**What this task involves**
Identify and reproduce every line holding the string "alguna".

## start Listed records

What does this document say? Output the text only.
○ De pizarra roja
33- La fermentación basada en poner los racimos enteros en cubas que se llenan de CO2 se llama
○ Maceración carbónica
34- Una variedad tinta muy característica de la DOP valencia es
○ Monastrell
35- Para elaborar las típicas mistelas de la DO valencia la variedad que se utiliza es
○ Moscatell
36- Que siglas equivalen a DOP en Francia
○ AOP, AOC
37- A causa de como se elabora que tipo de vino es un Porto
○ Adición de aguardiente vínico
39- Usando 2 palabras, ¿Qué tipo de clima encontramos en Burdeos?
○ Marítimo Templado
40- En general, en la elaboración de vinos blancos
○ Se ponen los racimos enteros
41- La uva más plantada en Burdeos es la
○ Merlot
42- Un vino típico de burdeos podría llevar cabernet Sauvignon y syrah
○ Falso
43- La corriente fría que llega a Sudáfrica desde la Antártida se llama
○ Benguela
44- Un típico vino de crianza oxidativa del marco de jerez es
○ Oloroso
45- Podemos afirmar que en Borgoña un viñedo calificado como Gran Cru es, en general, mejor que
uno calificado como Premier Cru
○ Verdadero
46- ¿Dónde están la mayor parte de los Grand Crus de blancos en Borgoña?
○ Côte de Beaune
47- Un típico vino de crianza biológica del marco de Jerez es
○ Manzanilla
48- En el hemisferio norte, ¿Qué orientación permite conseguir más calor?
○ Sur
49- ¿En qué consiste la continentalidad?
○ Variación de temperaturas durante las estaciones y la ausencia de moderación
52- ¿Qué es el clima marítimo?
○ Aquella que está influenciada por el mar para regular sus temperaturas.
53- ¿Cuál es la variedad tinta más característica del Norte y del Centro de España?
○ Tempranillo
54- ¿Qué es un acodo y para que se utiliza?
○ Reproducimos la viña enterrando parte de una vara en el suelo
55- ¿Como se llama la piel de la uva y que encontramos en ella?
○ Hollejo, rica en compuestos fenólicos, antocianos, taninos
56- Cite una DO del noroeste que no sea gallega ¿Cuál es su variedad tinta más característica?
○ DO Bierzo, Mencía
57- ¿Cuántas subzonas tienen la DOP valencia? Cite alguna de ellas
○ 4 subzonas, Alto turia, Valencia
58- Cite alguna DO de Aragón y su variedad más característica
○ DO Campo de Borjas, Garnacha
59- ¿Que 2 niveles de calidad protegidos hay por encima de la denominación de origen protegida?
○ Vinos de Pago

## end Listed records

**In response**
57- ¿Cuántas subzonas tienen la DOP valencia? Cite alguna de ellas
58- Cite alguna DO de Aragón y su variedad más característica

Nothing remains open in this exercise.